• **What to produce**
Repeat each entry as written and leave the images out of the copy.

• **Task inputs**
━━━━━━━━

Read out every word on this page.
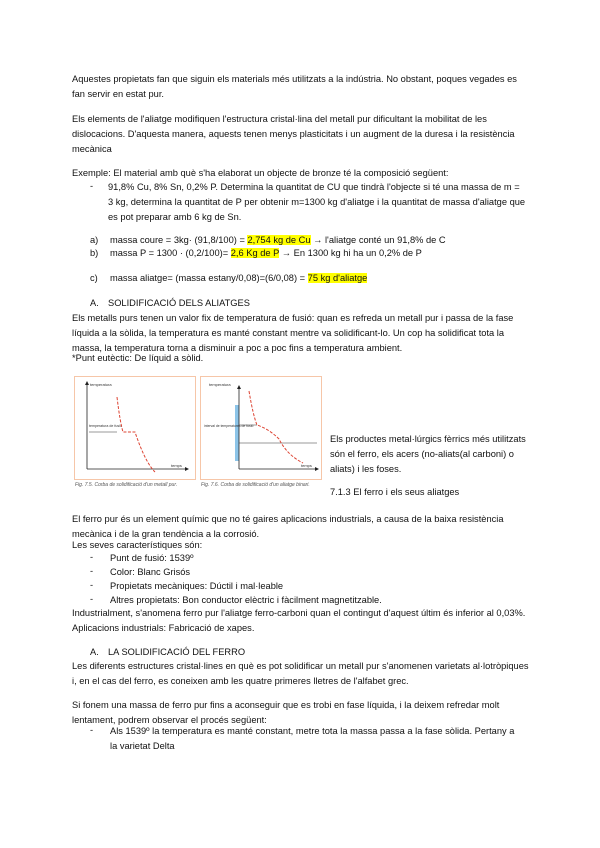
Aquestes propietats fan que siguin els materials més utilitzats a la indústria. No obstant, poques vegades es fan servir en estat pur.
Els elements de l'aliatge modifiquen l'estructura cristal·lina del metall pur dificultant la mobilitat de les dislocacions. D'aquesta manera, aquests tenen menys plasticitats i un augment de la duresa i la resistència mecànica
Exemple: El material amb què s'ha elaborat un objecte de bronze té la composició següent:
- 91,8% Cu, 8% Sn, 0,2% P. Determina la quantitat de CU que tindrà l'objecte si té una massa de m = 3 kg, determina la quantitat de P per obtenir m=1300 kg d'aliatge i la quantitat de massa d'aliatge que es pot preparar amb 6 kg de Sn.
a) massa coure = 3kg· (91,8/100) = 2,754 kg de Cu → l'aliatge conté un 91,8% de C
b) massa P = 1300 · (0,2/100)= 2,6 Kg de P → En 1300 kg hi ha un 0,2% de P
c) massa aliatge= (massa estany/0,08)=(6/0,08) = 75 kg d'aliatge
A. SOLIDIFICACIÓ DELS ALIATGES
Els metalls purs tenen un valor fix de temperatura de fusió: quan es refreda un metall pur i passa de la fase líquida a la sòlida, la temperatura es manté constant mentre va solidificant-lo. Un cop ha solidificat tota la massa, la temperatura torna a disminuir a poc a poc fins a temperatura ambient.
*Punt eutèctic: De líquid a sòlid.
temperatura
temperatura de fusió
temps
Fig. 7.5. Corba de solidificació d'un metall pur.
temperatura
interval de temperatures de fusió
temps
Fig. 7.6. Corba de solidificació d'un aliatge binari.
Els productes metal·lúrgics fèrrics més utilitzats són el ferro, els acers (no-aliats(al carboni) o aliats) i les foses.
7.1.3 El ferro i els seus aliatges
El ferro pur és un element químic que no té gaires aplicacions industrials, a causa de la baixa resistència mecànica i de la gran tendència a la corrosió.
Les seves característiques són:
- Punt de fusió: 1539º
- Color: Blanc Grisós
- Propietats mecàniques: Dúctil i mal·leable
- Altres propietats: Bon conductor elèctric i fàcilment magnetitzable.
Industrialment, s'anomena ferro pur l'aliatge ferro-carboni quan el contingut d'aquest últim és inferior al 0,03%. Aplicacions industrials: Fabricació de xapes.
A. LA SOLIDIFICACIÓ DEL FERRO
Les diferents estructures cristal·lines en què es pot solidificar un metall pur s'anomenen varietats al·lotròpiques i, en el cas del ferro, es coneixen amb les quatre primeres lletres de l'alfabet grec.
Si fonem una massa de ferro pur fins a aconseguir que es trobi en fase líquida, i la deixem refredar molt lentament, podrem observar el procés següent:
- Als 1539º la temperatura es manté constant, metre tota la massa passa a la fase sòlida. Pertany a la varietat Delta
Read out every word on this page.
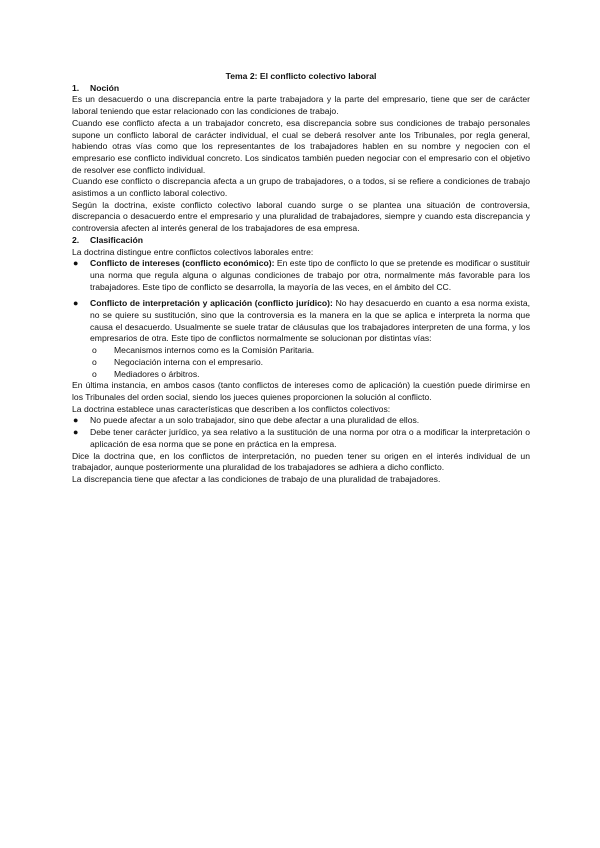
Tema 2: El conflicto colectivo laboral
1.	Noción

Es un desacuerdo o una discrepancia entre la parte trabajadora y la parte del empresario, tiene que ser de carácter laboral teniendo que estar relacionado con las condiciones de trabajo.

Cuando ese conflicto afecta a un trabajador concreto, esa discrepancia sobre sus condiciones de trabajo personales supone un conflicto laboral de carácter individual, el cual se deberá resolver ante los Tribunales, por regla general, habiendo otras vías como que los representantes de los trabajadores hablen en su nombre y negocien con el empresario ese conflicto individual concreto. Los sindicatos también pueden negociar con el empresario con el objetivo de resolver ese conflicto individual.

Cuando ese conflicto o discrepancia afecta a un grupo de trabajadores, o a todos, si se refiere a condiciones de trabajo asistimos a un conflicto laboral colectivo.

Según la doctrina, existe conflicto colectivo laboral cuando surge o se plantea una situación de controversia, discrepancia o desacuerdo entre el empresario y una pluralidad de trabajadores, siempre y cuando esta discrepancia y controversia afecten al interés general de los trabajadores de esa empresa.

2.	Clasificación

La doctrina distingue entre conflictos colectivos laborales entre:

● Conflicto de intereses (conflicto económico): En este tipo de conflicto lo que se pretende es modificar o sustituir una norma que regula alguna o algunas condiciones de trabajo por otra, normalmente más favorable para los trabajadores. Este tipo de conflicto se desarrolla, la mayoría de las veces, en el ámbito del CC.
● Conflicto de interpretación y aplicación (conflicto jurídico): No hay desacuerdo en cuanto a esa norma exista, no se quiere su sustitución, sino que la controversia es la manera en la que se aplica e interpreta la norma que causa el desacuerdo. Usualmente se suele tratar de cláusulas que los trabajadores interpreten de una forma, y los empresarios de otra. Este tipo de conflictos normalmente se solucionan por distintas vías:
o Mecanismos internos como es la Comisión Paritaria.
o Negociación interna con el empresario.
o Mediadores o árbitros.

En última instancia, en ambos casos (tanto conflictos de intereses como de aplicación) la cuestión puede dirimirse en los Tribunales del orden social, siendo los jueces quienes proporcionen la solución al conflicto.

La doctrina establece unas características que describen a los conflictos colectivos:

● No puede afectar a un solo trabajador, sino que debe afectar a una pluralidad de ellos.
● Debe tener carácter jurídico, ya sea relativo a la sustitución de una norma por otra o a modificar la interpretación o aplicación de esa norma que se pone en práctica en la empresa.

Dice la doctrina que, en los conflictos de interpretación, no pueden tener su origen en el interés individual de un trabajador, aunque posteriormente una pluralidad de los trabajadores se adhiera a dicho conflicto.

La discrepancia tiene que afectar a las condiciones de trabajo de una pluralidad de trabajadores.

━━━━━━━━

• **Exercise response**
Read out every word on this page.
Aquestes propietats fan que siguin els materials més utilitzats a la indústria. No obstant, poques vegades es fan servir en estat pur.
Els elements de l'aliatge modifiquen l'estructura cristal·lina del metall pur dificultant la mobilitat de les dislocacions. D'aquesta manera, aquests tenen menys plasticitats i un augment de la duresa i la resistència mecànica
Exemple: El material amb què s'ha elaborat un objecte de bronze té la composició següent:
- 91,8% Cu, 8% Sn, 0,2% P. Determina la quantitat de CU que tindrà l'objecte si té una massa de m = 3 kg, determina la quantitat de P per obtenir m=1300 kg d'aliatge i la quantitat de massa d'aliatge que es pot preparar amb 6 kg de Sn.
a) massa coure = 3kg· (91,8/100) = 2,754 kg de Cu → l'aliatge conté un 91,8% de C
b) massa P = 1300 · (0,2/100)= 2,6 Kg de P → En 1300 kg hi ha un 0,2% de P
c) massa aliatge= (massa estany/0,08)=(6/0,08) = 75 kg d'aliatge
A. SOLIDIFICACIÓ DELS ALIATGES
Els metalls purs tenen un valor fix de temperatura de fusió: quan es refreda un metall pur i passa de la fase líquida a la sòlida, la temperatura es manté constant mentre va solidificant-lo. Un cop ha solidificat tota la massa, la temperatura torna a disminuir a poc a poc fins a temperatura ambient.
*Punt eutèctic: De líquid a sòlid.
temperatura
temperatura de fusió
temps
Fig. 7.5. Corba de solidificació d'un metall pur.
temperatura
interval de temperatures de fusió
temps
Fig. 7.6. Corba de solidificació d'un aliatge binari.
Els productes metal·lúrgics fèrrics més utilitzats són el ferro, els acers (no-aliats(al carboni) o aliats) i les foses.
7.1.3 El ferro i els seus aliatges
El ferro pur és un element químic que no té gaires aplicacions industrials, a causa de la baixa resistència mecànica i de la gran tendència a la corrosió.
Les seves característiques són:
- Punt de fusió: 1539º
- Color: Blanc Grisós
- Propietats mecàniques: Dúctil i mal·leable
- Altres propietats: Bon conductor elèctric i fàcilment magnetitzable.
Industrialment, s'anomena ferro pur l'aliatge ferro-carboni quan el contingut d'aquest últim és inferior al 0,03%. Aplicacions industrials: Fabricació de xapes.
A. LA SOLIDIFICACIÓ DEL FERRO
Les diferents estructures cristal·lines en què es pot solidificar un metall pur s'anomenen varietats al·lotròpiques i, en el cas del ferro, es coneixen amb les quatre primeres lletres de l'alfabet grec.
Si fonem una massa de ferro pur fins a aconseguir que es trobi en fase líquida, i la deixem refredar molt lentament, podrem observar el procés següent:
- Als 1539º la temperatura es manté constant, metre tota la massa passa a la fase sòlida. Pertany a la varietat Delta
Read out every word on this page.
Tema 2: El conflicto colectivo laboral
1.	Noción

Es un desacuerdo o una discrepancia entre la parte trabajadora y la parte del empresario, tiene que ser de carácter laboral teniendo que estar relacionado con las condiciones de trabajo.

Cuando ese conflicto afecta a un trabajador concreto, esa discrepancia sobre sus condiciones de trabajo personales supone un conflicto laboral de carácter individual, el cual se deberá resolver ante los Tribunales, por regla general, habiendo otras vías como que los representantes de los trabajadores hablen en su nombre y negocien con el empresario ese conflicto individual concreto. Los sindicatos también pueden negociar con el empresario con el objetivo de resolver ese conflicto individual.

Cuando ese conflicto o discrepancia afecta a un grupo de trabajadores, o a todos, si se refiere a condiciones de trabajo asistimos a un conflicto laboral colectivo.

Según la doctrina, existe conflicto colectivo laboral cuando surge o se plantea una situación de controversia, discrepancia o desacuerdo entre el empresario y una pluralidad de trabajadores, siempre y cuando esta discrepancia y controversia afecten al interés general de los trabajadores de esa empresa.

2.	Clasificación

La doctrina distingue entre conflictos colectivos laborales entre:

● Conflicto de intereses (conflicto económico): En este tipo de conflicto lo que se pretende es modificar o sustituir una norma que regula alguna o algunas condiciones de trabajo por otra, normalmente más favorable para los trabajadores. Este tipo de conflicto se desarrolla, la mayoría de las veces, en el ámbito del CC.
● Conflicto de interpretación y aplicación (conflicto jurídico): No hay desacuerdo en cuanto a esa norma exista, no se quiere su sustitución, sino que la controversia es la manera en la que se aplica e interpreta la norma que causa el desacuerdo. Usualmente se suele tratar de cláusulas que los trabajadores interpreten de una forma, y los empresarios de otra. Este tipo de conflictos normalmente se solucionan por distintas vías:
o Mecanismos internos como es la Comisión Paritaria.
o Negociación interna con el empresario.
o Mediadores o árbitros.

En última instancia, en ambos casos (tanto conflictos de intereses como de aplicación) la cuestión puede dirimirse en los Tribunales del orden social, siendo los jueces quienes proporcionen la solución al conflicto.

La doctrina establece unas características que describen a los conflictos colectivos:

● No puede afectar a un solo trabajador, sino que debe afectar a una pluralidad de ellos.
● Debe tener carácter jurídico, ya sea relativo a la sustitución de una norma por otra o a modificar la interpretación o aplicación de esa norma que se pone en práctica en la empresa.

Dice la doctrina que, en los conflictos de interpretación, no pueden tener su origen en el interés individual de un trabajador, aunque posteriormente una pluralidad de los trabajadores se adhiera a dicho conflicto.

La discrepancia tiene que afectar a las condiciones de trabajo de una pluralidad de trabajadores.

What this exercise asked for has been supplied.